EXERCISE OBJECTIVE -
Copy every line of the data that includes the string "amount".

Figure dataset records
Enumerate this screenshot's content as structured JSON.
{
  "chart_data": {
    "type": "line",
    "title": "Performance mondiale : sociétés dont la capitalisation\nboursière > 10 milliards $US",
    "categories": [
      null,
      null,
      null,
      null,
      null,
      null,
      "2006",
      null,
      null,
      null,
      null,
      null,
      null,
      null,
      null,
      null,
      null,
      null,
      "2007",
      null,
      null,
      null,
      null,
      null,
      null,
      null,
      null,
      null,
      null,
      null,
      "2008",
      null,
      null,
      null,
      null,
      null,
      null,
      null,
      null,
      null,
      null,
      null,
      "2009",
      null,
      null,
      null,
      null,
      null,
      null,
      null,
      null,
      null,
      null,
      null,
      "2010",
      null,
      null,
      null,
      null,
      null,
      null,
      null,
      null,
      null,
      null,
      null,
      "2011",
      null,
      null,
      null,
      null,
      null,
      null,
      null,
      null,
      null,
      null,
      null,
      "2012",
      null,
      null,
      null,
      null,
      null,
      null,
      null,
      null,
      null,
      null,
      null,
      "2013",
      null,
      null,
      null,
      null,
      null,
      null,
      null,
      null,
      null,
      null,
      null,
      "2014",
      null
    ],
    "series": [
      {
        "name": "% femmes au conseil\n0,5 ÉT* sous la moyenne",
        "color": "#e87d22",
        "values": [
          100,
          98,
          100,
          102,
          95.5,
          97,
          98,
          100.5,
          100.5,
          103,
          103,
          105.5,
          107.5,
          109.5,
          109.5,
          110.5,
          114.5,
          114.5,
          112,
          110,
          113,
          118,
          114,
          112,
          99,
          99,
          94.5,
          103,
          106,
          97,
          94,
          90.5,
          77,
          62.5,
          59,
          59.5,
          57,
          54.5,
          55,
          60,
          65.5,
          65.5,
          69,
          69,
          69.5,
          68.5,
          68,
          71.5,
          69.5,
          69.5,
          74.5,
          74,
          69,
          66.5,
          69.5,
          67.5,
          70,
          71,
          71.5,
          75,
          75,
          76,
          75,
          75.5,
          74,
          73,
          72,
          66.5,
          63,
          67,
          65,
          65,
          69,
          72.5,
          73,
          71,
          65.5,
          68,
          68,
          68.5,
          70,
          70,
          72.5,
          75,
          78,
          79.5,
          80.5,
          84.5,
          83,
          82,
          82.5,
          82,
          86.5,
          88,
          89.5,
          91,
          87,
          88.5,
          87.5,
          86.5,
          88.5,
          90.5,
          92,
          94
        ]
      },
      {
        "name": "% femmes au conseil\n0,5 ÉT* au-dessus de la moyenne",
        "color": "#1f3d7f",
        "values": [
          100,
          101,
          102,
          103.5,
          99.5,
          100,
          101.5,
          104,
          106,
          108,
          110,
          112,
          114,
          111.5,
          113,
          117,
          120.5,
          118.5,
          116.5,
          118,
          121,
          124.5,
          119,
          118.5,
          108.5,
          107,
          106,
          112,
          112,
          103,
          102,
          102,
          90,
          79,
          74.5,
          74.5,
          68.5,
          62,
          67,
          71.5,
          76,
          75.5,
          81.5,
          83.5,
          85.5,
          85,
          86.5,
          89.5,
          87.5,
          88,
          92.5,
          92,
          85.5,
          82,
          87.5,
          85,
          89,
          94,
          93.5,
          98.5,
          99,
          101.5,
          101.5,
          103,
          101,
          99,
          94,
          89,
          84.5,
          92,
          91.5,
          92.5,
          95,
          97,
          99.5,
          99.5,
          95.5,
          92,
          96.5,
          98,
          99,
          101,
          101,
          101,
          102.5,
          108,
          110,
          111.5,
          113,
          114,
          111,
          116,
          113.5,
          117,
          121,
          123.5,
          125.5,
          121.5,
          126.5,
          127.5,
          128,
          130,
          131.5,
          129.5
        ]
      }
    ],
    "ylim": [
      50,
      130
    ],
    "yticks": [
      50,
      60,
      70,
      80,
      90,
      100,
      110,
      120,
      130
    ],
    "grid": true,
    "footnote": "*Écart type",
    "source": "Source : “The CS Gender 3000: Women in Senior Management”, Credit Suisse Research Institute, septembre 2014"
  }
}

---

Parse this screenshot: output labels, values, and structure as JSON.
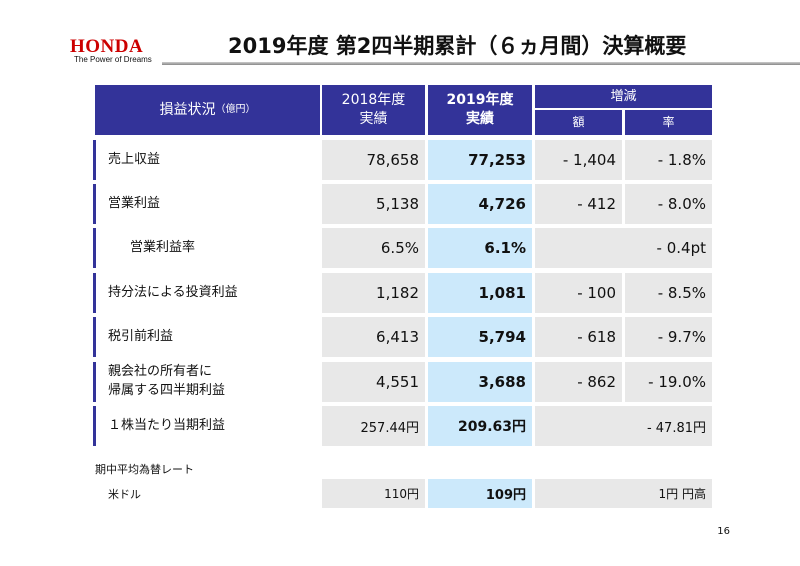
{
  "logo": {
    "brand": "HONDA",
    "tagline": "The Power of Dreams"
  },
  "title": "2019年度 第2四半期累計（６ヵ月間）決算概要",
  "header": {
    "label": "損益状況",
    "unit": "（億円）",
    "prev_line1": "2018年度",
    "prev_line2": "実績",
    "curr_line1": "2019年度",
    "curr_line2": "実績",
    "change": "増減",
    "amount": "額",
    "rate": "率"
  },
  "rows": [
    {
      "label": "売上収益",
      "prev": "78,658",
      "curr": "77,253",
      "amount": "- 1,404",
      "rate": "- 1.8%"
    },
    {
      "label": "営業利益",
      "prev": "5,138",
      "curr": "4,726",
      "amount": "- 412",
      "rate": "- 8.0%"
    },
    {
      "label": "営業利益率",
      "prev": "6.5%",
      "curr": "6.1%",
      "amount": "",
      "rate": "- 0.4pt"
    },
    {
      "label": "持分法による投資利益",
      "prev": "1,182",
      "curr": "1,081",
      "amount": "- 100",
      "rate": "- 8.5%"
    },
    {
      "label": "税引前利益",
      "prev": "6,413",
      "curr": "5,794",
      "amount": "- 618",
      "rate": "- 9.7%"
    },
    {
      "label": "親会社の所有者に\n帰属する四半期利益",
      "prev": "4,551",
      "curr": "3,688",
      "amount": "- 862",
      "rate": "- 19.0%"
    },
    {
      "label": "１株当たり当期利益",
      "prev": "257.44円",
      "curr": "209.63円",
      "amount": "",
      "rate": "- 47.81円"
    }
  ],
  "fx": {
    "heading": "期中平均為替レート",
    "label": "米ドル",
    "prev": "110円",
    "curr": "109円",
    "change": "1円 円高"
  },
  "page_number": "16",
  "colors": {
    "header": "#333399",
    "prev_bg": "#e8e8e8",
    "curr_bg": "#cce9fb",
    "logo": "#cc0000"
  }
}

SOLUTION TO THE EXERCISE -
    "amount": "額",
      "amount": "- 1,404",
      "amount": "- 412",
      "amount": "",
      "amount": "- 100",
      "amount": "- 618",
      "amount": "- 862",
      "amount": "",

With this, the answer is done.